→ What is being asked: Reproduce each line that includes the word "Show".
━━━ Records for this task ━━━
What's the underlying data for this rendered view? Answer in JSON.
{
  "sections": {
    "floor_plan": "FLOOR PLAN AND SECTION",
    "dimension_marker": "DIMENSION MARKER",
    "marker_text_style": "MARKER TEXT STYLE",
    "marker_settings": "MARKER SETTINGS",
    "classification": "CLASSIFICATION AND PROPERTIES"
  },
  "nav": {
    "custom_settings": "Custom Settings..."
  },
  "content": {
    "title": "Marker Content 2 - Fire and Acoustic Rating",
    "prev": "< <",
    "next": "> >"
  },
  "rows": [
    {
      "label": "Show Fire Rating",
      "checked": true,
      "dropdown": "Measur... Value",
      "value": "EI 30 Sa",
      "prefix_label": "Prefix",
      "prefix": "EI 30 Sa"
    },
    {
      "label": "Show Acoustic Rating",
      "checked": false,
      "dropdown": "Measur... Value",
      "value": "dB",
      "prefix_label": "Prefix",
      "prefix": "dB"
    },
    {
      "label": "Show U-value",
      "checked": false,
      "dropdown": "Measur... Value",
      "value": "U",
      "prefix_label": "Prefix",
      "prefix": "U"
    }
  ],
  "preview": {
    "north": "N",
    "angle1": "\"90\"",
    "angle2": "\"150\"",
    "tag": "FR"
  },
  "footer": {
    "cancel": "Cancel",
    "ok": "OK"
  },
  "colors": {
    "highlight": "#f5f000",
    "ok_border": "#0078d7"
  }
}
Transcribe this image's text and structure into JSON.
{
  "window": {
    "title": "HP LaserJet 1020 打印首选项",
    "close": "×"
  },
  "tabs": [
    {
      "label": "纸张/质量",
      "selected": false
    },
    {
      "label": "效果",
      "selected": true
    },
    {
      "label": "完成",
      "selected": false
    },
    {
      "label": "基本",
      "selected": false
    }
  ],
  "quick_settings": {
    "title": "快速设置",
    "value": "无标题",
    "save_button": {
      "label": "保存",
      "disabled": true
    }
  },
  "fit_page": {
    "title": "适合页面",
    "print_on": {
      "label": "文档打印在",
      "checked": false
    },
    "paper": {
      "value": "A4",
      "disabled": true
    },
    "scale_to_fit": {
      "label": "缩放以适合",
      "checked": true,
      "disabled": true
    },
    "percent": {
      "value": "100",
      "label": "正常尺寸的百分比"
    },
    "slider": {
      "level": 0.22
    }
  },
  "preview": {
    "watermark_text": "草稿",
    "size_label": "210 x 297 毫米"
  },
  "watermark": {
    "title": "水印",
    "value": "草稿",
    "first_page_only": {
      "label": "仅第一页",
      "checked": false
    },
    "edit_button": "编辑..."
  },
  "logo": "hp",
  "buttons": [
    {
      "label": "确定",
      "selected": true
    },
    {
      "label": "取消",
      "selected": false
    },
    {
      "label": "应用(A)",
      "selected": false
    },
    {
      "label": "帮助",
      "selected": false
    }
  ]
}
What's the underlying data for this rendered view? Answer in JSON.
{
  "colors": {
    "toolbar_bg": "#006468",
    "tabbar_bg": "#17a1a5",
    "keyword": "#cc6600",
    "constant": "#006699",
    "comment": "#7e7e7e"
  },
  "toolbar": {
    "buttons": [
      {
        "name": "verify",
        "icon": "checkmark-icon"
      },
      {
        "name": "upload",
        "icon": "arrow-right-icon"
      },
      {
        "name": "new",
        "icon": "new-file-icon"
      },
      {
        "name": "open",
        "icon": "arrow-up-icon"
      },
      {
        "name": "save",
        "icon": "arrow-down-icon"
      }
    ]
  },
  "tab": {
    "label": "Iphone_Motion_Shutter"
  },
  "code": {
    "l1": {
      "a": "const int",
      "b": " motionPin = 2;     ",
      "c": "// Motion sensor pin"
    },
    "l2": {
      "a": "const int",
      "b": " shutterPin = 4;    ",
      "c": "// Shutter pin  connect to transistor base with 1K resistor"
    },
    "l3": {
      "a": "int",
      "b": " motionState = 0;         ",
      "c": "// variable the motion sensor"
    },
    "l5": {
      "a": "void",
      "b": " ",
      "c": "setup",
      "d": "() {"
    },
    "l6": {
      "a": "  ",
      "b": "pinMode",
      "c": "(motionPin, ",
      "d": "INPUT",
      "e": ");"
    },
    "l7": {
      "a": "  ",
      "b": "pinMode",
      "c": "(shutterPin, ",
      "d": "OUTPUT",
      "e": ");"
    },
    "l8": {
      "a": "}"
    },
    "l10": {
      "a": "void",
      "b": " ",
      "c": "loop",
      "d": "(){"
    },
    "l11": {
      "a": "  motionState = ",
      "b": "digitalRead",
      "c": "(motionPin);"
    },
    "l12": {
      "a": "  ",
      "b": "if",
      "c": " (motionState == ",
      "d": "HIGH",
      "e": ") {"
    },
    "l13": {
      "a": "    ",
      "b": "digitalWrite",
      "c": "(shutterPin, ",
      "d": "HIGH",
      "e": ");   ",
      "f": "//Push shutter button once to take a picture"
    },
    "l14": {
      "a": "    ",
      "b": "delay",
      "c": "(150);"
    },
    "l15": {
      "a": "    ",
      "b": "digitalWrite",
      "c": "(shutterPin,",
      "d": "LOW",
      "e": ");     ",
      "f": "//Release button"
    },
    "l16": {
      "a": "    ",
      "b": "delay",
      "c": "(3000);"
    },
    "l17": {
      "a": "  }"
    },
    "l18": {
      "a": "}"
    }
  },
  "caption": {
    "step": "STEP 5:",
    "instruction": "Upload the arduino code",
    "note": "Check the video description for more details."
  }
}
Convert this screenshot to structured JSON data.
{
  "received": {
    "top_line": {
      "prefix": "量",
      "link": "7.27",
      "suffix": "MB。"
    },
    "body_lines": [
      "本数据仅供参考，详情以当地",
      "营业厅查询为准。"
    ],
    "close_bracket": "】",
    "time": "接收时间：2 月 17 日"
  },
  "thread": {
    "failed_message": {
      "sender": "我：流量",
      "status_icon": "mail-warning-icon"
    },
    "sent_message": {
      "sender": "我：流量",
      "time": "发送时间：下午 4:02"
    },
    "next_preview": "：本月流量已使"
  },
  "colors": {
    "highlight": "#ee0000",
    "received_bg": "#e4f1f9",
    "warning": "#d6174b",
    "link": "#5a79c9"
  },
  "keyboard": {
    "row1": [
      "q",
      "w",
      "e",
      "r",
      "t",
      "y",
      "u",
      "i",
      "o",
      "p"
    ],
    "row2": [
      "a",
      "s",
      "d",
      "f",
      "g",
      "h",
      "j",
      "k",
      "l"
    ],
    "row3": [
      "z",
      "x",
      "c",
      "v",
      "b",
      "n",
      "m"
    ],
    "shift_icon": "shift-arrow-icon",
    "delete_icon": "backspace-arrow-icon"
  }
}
━━━
→ Answer to this task:
      "label": "Show Fire Rating",
      "label": "Show Acoustic Rating",
      "label": "Show U-value",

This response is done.